(To do):
Locate all lines with the word "Objects" and copy them out.

(Raw records):
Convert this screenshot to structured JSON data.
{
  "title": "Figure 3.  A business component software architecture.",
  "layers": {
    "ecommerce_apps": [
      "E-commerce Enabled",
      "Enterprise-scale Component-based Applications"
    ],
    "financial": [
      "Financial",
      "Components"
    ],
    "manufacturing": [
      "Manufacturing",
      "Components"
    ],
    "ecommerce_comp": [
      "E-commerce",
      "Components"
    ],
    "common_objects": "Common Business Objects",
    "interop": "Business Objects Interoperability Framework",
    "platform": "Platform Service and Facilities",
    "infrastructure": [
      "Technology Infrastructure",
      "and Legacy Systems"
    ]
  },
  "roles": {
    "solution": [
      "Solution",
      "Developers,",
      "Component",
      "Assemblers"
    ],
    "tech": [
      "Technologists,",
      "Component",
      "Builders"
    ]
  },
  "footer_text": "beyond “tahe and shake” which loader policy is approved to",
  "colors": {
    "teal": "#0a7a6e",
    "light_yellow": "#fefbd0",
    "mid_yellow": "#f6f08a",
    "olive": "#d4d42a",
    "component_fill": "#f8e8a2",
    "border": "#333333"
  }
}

(Solution to this exercise):
    "common_objects": "Common Business Objects",
    "interop": "Business Objects Interoperability Framework",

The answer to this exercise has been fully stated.